◆ **ENTRIES**:
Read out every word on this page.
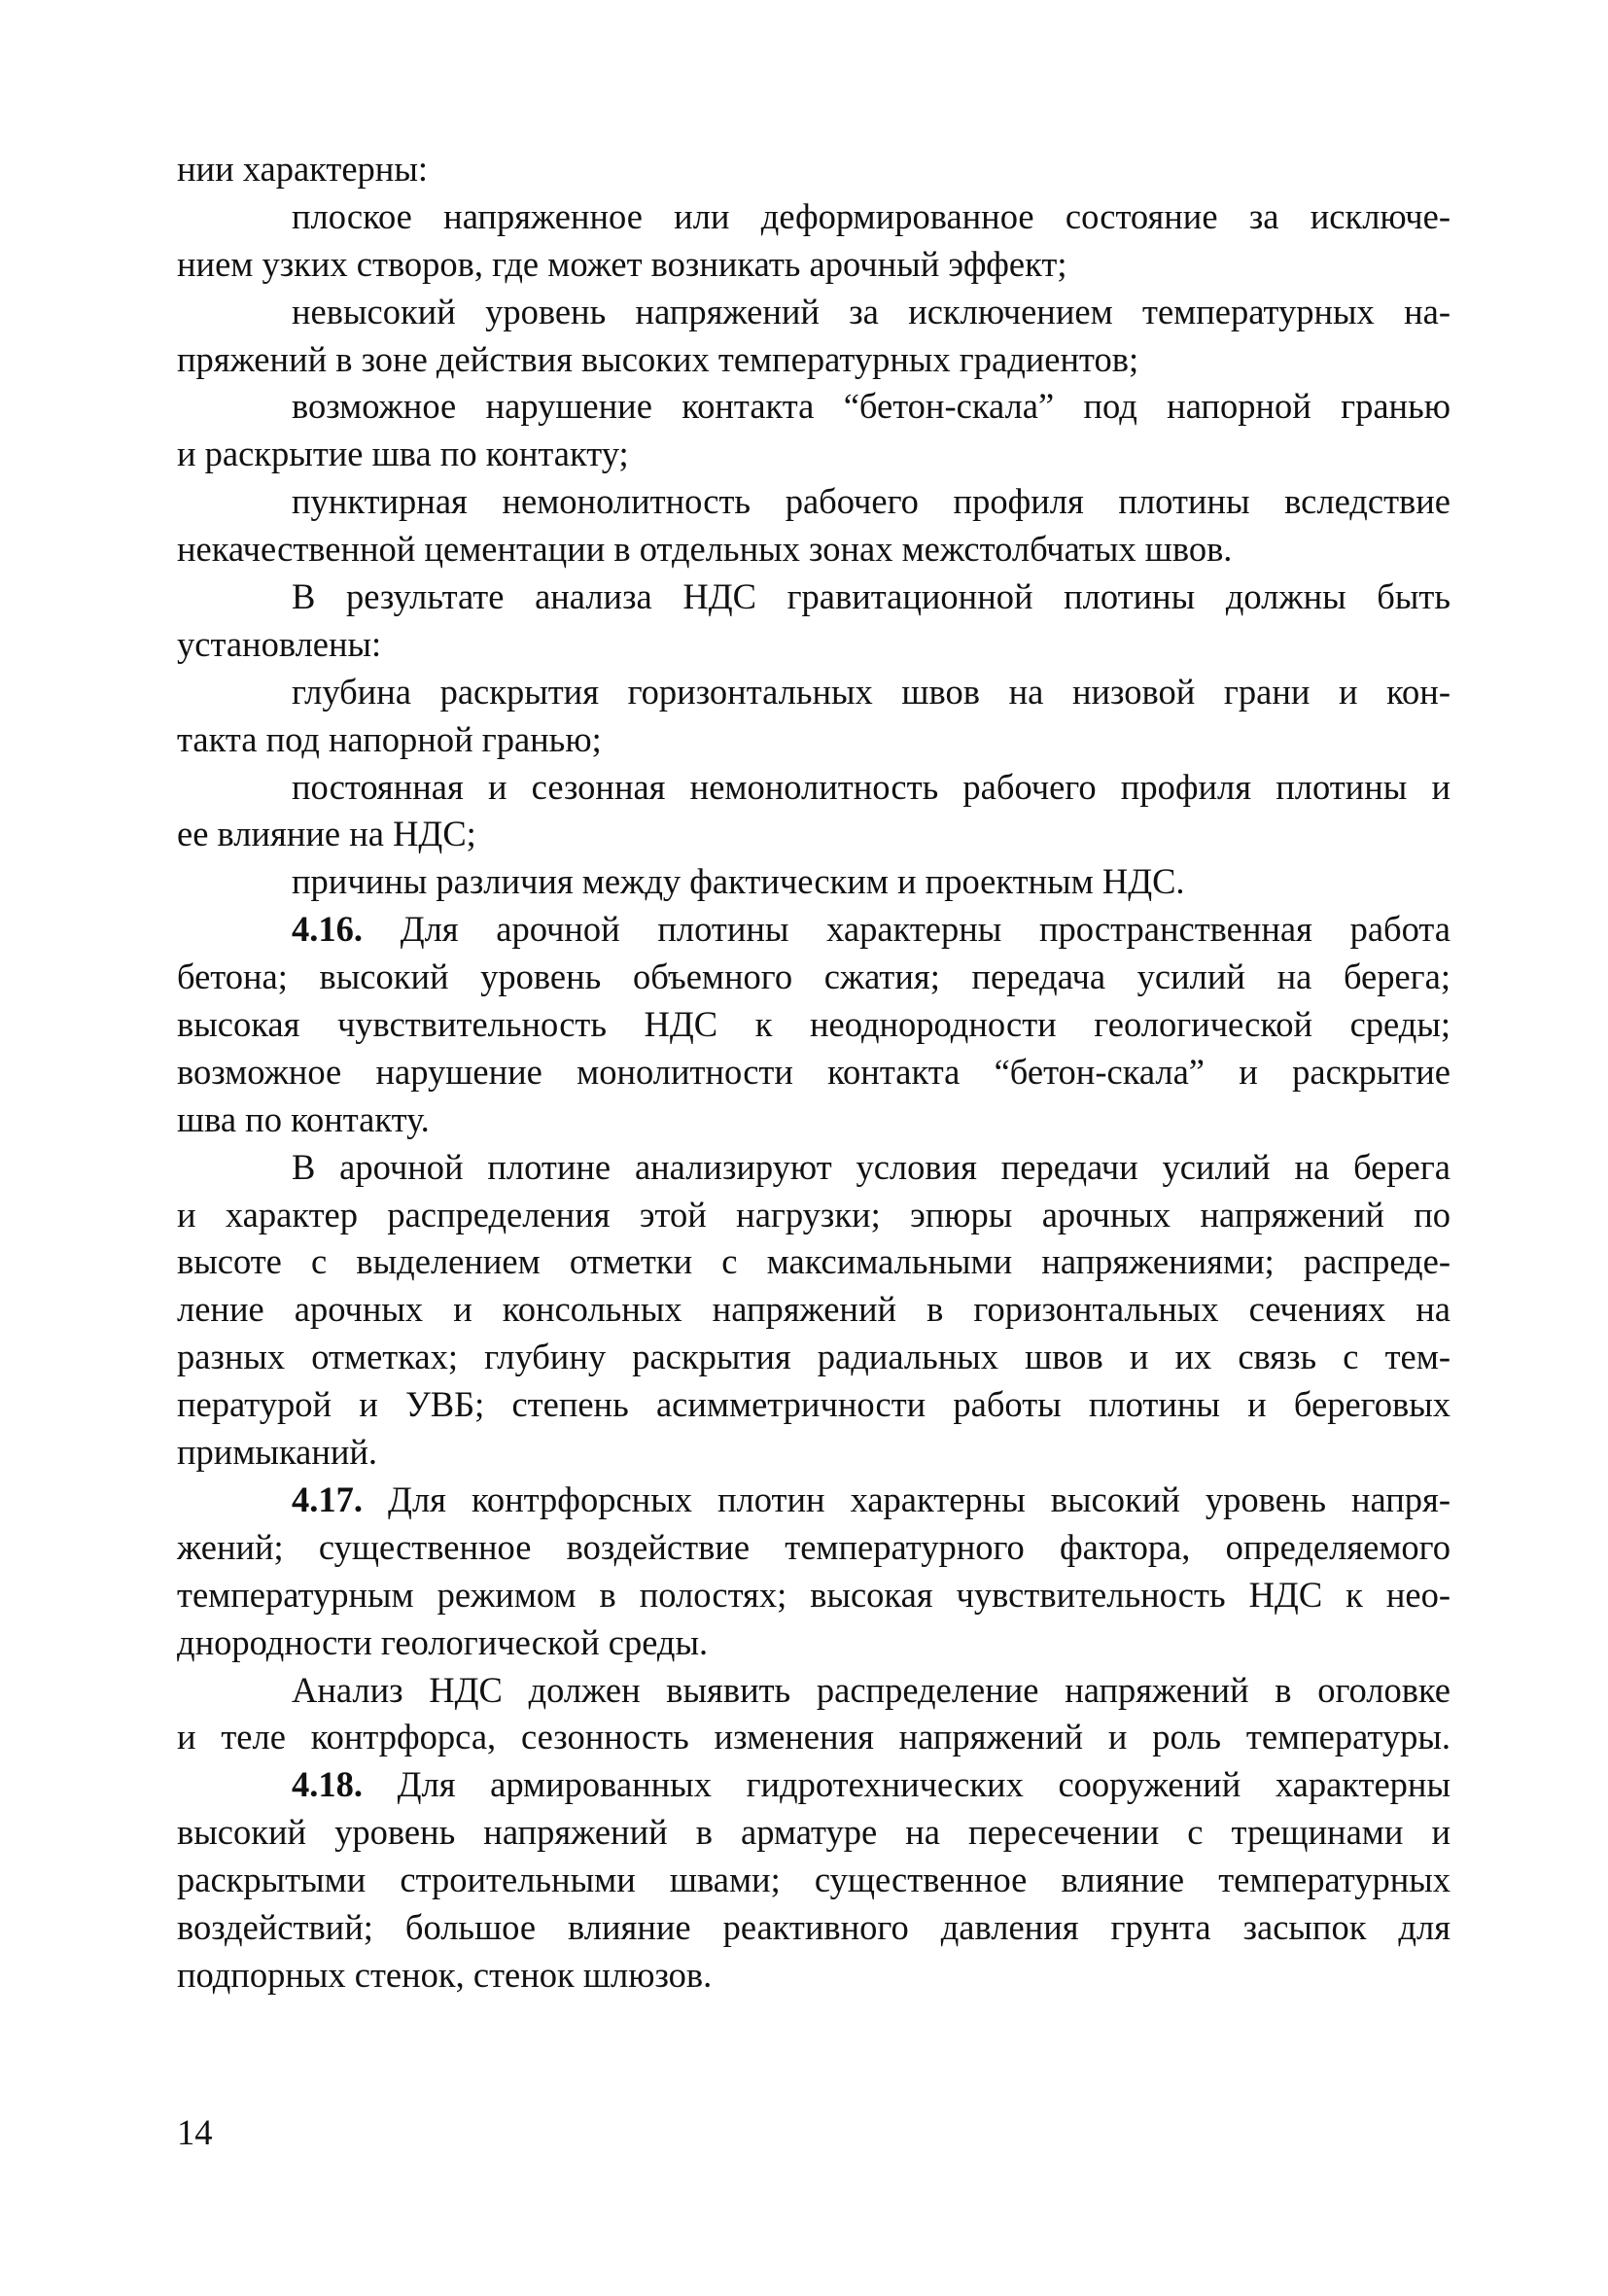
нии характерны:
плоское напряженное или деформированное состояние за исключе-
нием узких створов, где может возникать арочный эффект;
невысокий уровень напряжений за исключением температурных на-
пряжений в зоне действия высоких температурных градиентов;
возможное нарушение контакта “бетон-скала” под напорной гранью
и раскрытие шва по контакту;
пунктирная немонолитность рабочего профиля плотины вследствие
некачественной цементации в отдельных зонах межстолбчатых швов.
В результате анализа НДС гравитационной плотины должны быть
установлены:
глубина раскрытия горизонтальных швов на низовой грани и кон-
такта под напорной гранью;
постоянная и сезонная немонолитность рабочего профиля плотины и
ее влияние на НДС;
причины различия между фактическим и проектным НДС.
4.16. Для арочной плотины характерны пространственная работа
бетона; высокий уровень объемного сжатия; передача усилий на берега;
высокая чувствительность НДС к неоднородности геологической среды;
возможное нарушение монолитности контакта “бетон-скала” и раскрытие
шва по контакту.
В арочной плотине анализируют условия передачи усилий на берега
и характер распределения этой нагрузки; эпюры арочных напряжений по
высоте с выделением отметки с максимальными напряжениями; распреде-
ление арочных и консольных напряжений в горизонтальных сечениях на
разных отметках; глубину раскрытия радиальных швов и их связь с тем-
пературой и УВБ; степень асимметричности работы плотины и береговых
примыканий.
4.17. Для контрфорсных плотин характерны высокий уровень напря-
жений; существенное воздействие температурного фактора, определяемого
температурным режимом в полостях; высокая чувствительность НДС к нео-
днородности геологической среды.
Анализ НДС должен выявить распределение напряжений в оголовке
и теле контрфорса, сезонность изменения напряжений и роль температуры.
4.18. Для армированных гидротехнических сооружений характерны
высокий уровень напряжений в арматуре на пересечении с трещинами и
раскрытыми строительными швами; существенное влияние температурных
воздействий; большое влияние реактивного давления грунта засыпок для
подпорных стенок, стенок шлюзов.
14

---

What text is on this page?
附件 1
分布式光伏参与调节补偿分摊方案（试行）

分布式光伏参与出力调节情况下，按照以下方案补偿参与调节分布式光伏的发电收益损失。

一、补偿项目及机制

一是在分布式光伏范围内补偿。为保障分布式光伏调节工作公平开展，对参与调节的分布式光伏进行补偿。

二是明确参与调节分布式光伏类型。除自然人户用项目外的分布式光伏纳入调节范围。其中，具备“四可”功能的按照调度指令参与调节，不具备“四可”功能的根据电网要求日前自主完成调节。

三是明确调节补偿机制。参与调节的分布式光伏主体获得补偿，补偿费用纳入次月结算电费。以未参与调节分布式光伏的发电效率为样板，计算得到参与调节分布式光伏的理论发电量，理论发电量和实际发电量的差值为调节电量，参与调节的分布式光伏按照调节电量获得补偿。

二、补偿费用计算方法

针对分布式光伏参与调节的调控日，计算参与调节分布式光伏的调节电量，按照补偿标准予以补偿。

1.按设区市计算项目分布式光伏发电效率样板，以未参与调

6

◆ **GOAL**:
Every line that holds the string "характерны" should be returned.

◆ **PROBLEM SOLUTION**:
нии характерны:
4.16. Для арочной плотины характерны пространственная работа
4.17. Для контрфорсных плотин характерны высокий уровень напря-
4.18. Для армированных гидротехнических сооружений характерны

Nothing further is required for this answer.